PROBLEM →
Transcribe every entry word for word, leaving out all images.

Saved entries →

__________________________________________________

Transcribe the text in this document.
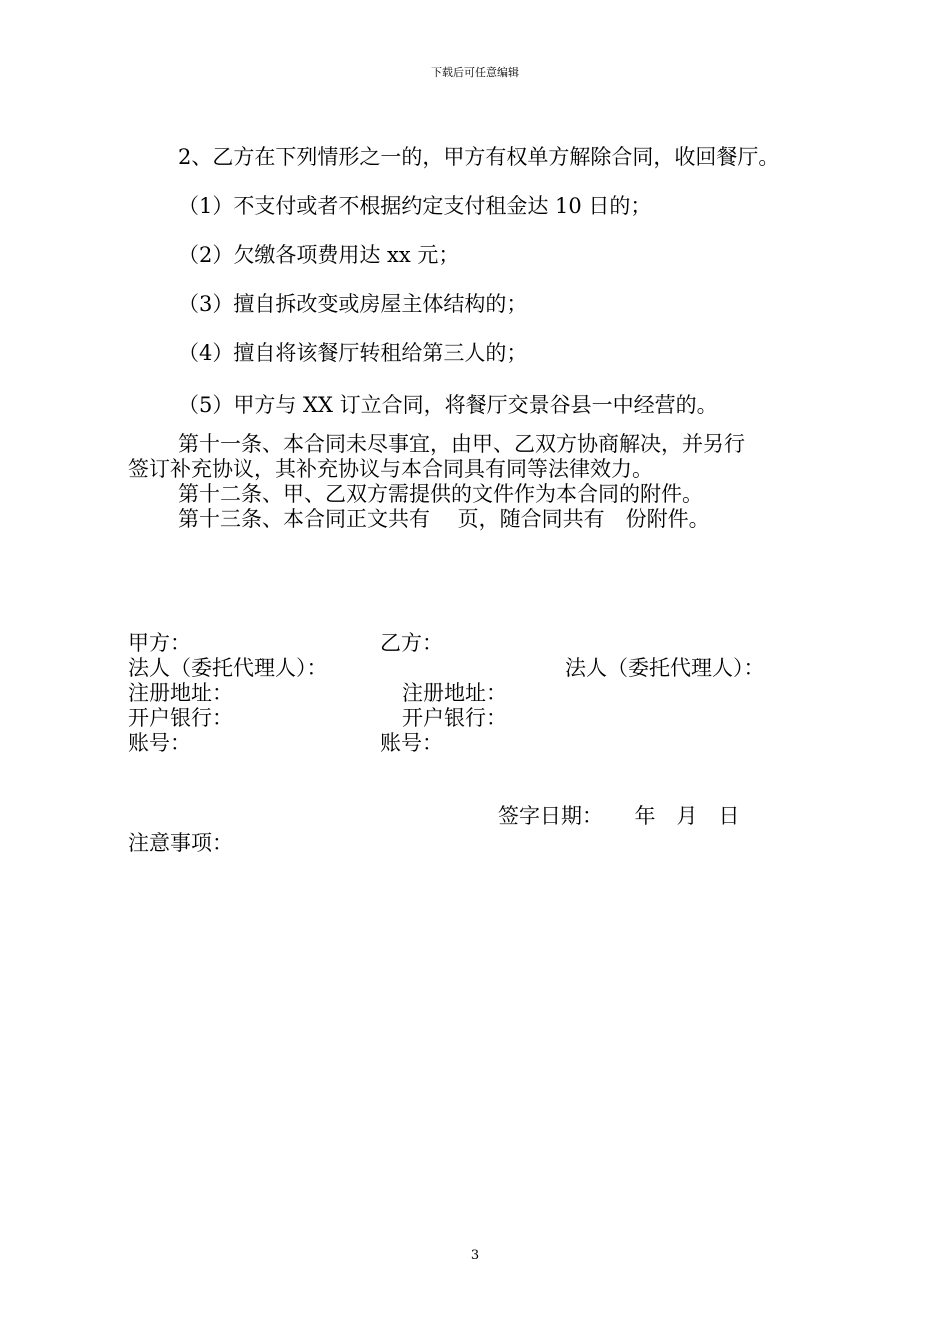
下载后可任意编辑
2、乙方在下列情形之一的，甲方有权单方解除合同，收回餐厅。
（1）不支付或者不根据约定支付租金达 10 日的；
（2）欠缴各项费用达 xx 元；
（3）擅自拆改变或房屋主体结构的；
（4）擅自将该餐厅转租给第三人的；
（5）甲方与 XX 订立合同，将餐厅交景谷县一中经营的。
第十一条、本合同未尽事宜，由甲、乙双方协商解决，并另行
签订补充协议，其补充协议与本合同具有同等法律效力。
第十二条、甲、乙双方需提供的文件作为本合同的附件。
第十三条、本合同正文共有　 页，随合同共有　份附件。
甲方：	乙方：
法人（委托代理人）：	法人（委托代理人）：
注册地址：	注册地址：
开户银行：	开户银行：
账号：	账号：
签字日期：　　年　月　日
注意事项：
3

__________________________________________________

RESULT OF THIS TASK →
Transcribe the text in this document.
下载后可任意编辑
2、乙方在下列情形之一的，甲方有权单方解除合同，收回餐厅。
（1）不支付或者不根据约定支付租金达 10 日的；
（2）欠缴各项费用达 xx 元；
（3）擅自拆改变或房屋主体结构的；
（4）擅自将该餐厅转租给第三人的；
（5）甲方与 XX 订立合同，将餐厅交景谷县一中经营的。
第十一条、本合同未尽事宜，由甲、乙双方协商解决，并另行
签订补充协议，其补充协议与本合同具有同等法律效力。
第十二条、甲、乙双方需提供的文件作为本合同的附件。
第十三条、本合同正文共有　 页，随合同共有　份附件。
甲方：	乙方：
法人（委托代理人）：	法人（委托代理人）：
注册地址：	注册地址：
开户银行：	开户银行：
账号：	账号：
签字日期：　　年　月　日
注意事项：
3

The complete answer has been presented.